━━━ Exercise input

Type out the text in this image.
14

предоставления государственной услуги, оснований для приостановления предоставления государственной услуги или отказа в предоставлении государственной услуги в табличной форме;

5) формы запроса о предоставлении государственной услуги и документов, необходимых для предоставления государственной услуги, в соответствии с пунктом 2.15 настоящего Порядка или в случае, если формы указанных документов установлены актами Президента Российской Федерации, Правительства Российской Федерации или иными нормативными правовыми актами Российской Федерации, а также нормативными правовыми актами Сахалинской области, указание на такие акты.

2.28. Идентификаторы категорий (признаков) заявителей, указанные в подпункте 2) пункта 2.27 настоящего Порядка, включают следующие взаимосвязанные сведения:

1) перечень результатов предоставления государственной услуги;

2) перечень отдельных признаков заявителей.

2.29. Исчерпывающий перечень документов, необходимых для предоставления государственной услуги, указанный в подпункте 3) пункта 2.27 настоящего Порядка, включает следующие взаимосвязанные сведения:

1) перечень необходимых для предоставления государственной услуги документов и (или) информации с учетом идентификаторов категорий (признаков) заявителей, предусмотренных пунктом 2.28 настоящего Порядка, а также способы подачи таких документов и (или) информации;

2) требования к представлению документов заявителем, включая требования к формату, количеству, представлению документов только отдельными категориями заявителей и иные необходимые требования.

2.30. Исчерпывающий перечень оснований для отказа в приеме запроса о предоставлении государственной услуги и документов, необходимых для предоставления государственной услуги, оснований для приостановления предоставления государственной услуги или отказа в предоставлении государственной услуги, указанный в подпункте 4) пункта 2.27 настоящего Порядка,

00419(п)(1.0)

━━━━━━

What you have to do
Find the lines with the string "следующие" and reproduce them.

Response
2.28. Идентификаторы категорий (признаков) заявителей, указанные в подпункте 2) пункта 2.27 настоящего Порядка, включают следующие взаимосвязанные сведения:
2.29. Исчерпывающий перечень документов, необходимых для предоставления государственной услуги, указанный в подпункте 3) пункта 2.27 настоящего Порядка, включает следующие взаимосвязанные сведения:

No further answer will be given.